### Problem requirements
Produce the listing below again, exactly as shown.

### The input
------------------------------------

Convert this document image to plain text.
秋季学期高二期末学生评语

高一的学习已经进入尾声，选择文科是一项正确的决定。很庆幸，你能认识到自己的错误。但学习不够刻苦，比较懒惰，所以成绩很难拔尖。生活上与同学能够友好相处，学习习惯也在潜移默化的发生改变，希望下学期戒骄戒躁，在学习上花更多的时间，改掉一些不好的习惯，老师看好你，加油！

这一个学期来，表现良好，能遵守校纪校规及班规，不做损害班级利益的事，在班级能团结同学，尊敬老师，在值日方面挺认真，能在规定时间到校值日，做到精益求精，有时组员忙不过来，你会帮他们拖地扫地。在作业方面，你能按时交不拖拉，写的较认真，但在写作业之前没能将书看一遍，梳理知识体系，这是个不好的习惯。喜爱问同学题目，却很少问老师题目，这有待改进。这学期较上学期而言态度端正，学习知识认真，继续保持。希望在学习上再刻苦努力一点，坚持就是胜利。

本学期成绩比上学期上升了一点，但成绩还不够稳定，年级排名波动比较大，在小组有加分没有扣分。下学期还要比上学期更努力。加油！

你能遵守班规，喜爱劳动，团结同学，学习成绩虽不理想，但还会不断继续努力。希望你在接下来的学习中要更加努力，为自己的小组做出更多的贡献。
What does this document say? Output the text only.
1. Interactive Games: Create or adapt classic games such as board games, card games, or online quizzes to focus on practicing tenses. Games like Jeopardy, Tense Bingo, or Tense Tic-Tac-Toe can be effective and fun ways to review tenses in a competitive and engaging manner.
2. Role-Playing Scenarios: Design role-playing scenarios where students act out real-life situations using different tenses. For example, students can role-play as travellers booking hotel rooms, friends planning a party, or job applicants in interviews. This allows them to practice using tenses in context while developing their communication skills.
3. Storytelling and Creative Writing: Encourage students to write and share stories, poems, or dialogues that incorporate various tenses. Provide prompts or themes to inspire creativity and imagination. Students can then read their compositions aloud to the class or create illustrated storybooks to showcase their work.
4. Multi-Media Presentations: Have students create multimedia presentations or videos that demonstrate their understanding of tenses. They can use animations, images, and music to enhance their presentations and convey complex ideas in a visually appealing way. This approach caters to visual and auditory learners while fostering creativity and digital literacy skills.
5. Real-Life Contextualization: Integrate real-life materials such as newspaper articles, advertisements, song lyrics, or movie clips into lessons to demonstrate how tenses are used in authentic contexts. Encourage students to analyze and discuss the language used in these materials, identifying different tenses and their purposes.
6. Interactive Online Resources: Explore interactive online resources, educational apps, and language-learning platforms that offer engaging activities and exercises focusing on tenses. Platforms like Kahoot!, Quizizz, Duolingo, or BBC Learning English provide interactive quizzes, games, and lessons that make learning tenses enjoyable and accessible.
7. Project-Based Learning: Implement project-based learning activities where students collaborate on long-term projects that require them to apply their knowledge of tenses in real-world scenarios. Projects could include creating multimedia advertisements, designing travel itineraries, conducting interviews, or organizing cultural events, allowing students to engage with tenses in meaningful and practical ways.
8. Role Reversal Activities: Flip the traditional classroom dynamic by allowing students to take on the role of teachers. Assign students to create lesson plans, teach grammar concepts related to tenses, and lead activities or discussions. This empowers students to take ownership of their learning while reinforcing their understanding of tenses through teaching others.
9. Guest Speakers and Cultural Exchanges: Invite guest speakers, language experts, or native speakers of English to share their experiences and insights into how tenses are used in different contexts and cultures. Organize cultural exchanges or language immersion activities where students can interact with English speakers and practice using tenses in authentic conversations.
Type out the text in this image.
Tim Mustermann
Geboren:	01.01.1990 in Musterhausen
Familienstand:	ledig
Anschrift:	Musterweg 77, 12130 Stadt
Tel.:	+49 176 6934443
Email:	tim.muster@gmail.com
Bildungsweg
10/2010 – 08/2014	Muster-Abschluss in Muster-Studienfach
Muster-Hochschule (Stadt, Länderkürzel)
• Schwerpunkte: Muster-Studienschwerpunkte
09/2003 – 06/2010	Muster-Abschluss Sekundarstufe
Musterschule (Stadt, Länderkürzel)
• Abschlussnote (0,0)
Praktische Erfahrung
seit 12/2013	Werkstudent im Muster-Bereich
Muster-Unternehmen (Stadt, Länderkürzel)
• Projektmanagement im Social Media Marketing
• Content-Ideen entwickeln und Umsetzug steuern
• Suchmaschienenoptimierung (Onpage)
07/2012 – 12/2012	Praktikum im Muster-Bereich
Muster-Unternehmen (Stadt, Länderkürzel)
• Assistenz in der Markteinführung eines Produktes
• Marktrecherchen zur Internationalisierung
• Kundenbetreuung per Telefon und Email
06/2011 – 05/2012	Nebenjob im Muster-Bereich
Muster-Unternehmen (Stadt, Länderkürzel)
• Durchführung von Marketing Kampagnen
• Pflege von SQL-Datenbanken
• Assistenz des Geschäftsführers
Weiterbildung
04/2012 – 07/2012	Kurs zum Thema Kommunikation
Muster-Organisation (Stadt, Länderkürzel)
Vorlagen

------------------------------------

### The response
Convert this document image to plain text.
秋季学期高二期末学生评语

高一的学习已经进入尾声，选择文科是一项正确的决定。很庆幸，你能认识到自己的错误。但学习不够刻苦，比较懒惰，所以成绩很难拔尖。生活上与同学能够友好相处，学习习惯也在潜移默化的发生改变，希望下学期戒骄戒躁，在学习上花更多的时间，改掉一些不好的习惯，老师看好你，加油！

这一个学期来，表现良好，能遵守校纪校规及班规，不做损害班级利益的事，在班级能团结同学，尊敬老师，在值日方面挺认真，能在规定时间到校值日，做到精益求精，有时组员忙不过来，你会帮他们拖地扫地。在作业方面，你能按时交不拖拉，写的较认真，但在写作业之前没能将书看一遍，梳理知识体系，这是个不好的习惯。喜爱问同学题目，却很少问老师题目，这有待改进。这学期较上学期而言态度端正，学习知识认真，继续保持。希望在学习上再刻苦努力一点，坚持就是胜利。

本学期成绩比上学期上升了一点，但成绩还不够稳定，年级排名波动比较大，在小组有加分没有扣分。下学期还要比上学期更努力。加油！

你能遵守班规，喜爱劳动，团结同学，学习成绩虽不理想，但还会不断继续努力。希望你在接下来的学习中要更加努力，为自己的小组做出更多的贡献。
What does this document say? Output the text only.
1. Interactive Games: Create or adapt classic games such as board games, card games, or online quizzes to focus on practicing tenses. Games like Jeopardy, Tense Bingo, or Tense Tic-Tac-Toe can be effective and fun ways to review tenses in a competitive and engaging manner.
2. Role-Playing Scenarios: Design role-playing scenarios where students act out real-life situations using different tenses. For example, students can role-play as travellers booking hotel rooms, friends planning a party, or job applicants in interviews. This allows them to practice using tenses in context while developing their communication skills.
3. Storytelling and Creative Writing: Encourage students to write and share stories, poems, or dialogues that incorporate various tenses. Provide prompts or themes to inspire creativity and imagination. Students can then read their compositions aloud to the class or create illustrated storybooks to showcase their work.
4. Multi-Media Presentations: Have students create multimedia presentations or videos that demonstrate their understanding of tenses. They can use animations, images, and music to enhance their presentations and convey complex ideas in a visually appealing way. This approach caters to visual and auditory learners while fostering creativity and digital literacy skills.
5. Real-Life Contextualization: Integrate real-life materials such as newspaper articles, advertisements, song lyrics, or movie clips into lessons to demonstrate how tenses are used in authentic contexts. Encourage students to analyze and discuss the language used in these materials, identifying different tenses and their purposes.
6. Interactive Online Resources: Explore interactive online resources, educational apps, and language-learning platforms that offer engaging activities and exercises focusing on tenses. Platforms like Kahoot!, Quizizz, Duolingo, or BBC Learning English provide interactive quizzes, games, and lessons that make learning tenses enjoyable and accessible.
7. Project-Based Learning: Implement project-based learning activities where students collaborate on long-term projects that require them to apply their knowledge of tenses in real-world scenarios. Projects could include creating multimedia advertisements, designing travel itineraries, conducting interviews, or organizing cultural events, allowing students to engage with tenses in meaningful and practical ways.
8. Role Reversal Activities: Flip the traditional classroom dynamic by allowing students to take on the role of teachers. Assign students to create lesson plans, teach grammar concepts related to tenses, and lead activities or discussions. This empowers students to take ownership of their learning while reinforcing their understanding of tenses through teaching others.
9. Guest Speakers and Cultural Exchanges: Invite guest speakers, language experts, or native speakers of English to share their experiences and insights into how tenses are used in different contexts and cultures. Organize cultural exchanges or language immersion activities where students can interact with English speakers and practice using tenses in authentic conversations.
Type out the text in this image.
Tim Mustermann
Geboren:	01.01.1990 in Musterhausen
Familienstand:	ledig
Anschrift:	Musterweg 77, 12130 Stadt
Tel.:	+49 176 6934443
Email:	tim.muster@gmail.com
Bildungsweg
10/2010 – 08/2014	Muster-Abschluss in Muster-Studienfach
Muster-Hochschule (Stadt, Länderkürzel)
• Schwerpunkte: Muster-Studienschwerpunkte
09/2003 – 06/2010	Muster-Abschluss Sekundarstufe
Musterschule (Stadt, Länderkürzel)
• Abschlussnote (0,0)
Praktische Erfahrung
seit 12/2013	Werkstudent im Muster-Bereich
Muster-Unternehmen (Stadt, Länderkürzel)
• Projektmanagement im Social Media Marketing
• Content-Ideen entwickeln und Umsetzug steuern
• Suchmaschienenoptimierung (Onpage)
07/2012 – 12/2012	Praktikum im Muster-Bereich
Muster-Unternehmen (Stadt, Länderkürzel)
• Assistenz in der Markteinführung eines Produktes
• Marktrecherchen zur Internationalisierung
• Kundenbetreuung per Telefon und Email
06/2011 – 05/2012	Nebenjob im Muster-Bereich
Muster-Unternehmen (Stadt, Länderkürzel)
• Durchführung von Marketing Kampagnen
• Pflege von SQL-Datenbanken
• Assistenz des Geschäftsführers
Weiterbildung
04/2012 – 07/2012	Kurs zum Thema Kommunikation
Muster-Organisation (Stadt, Länderkürzel)
Vorlagen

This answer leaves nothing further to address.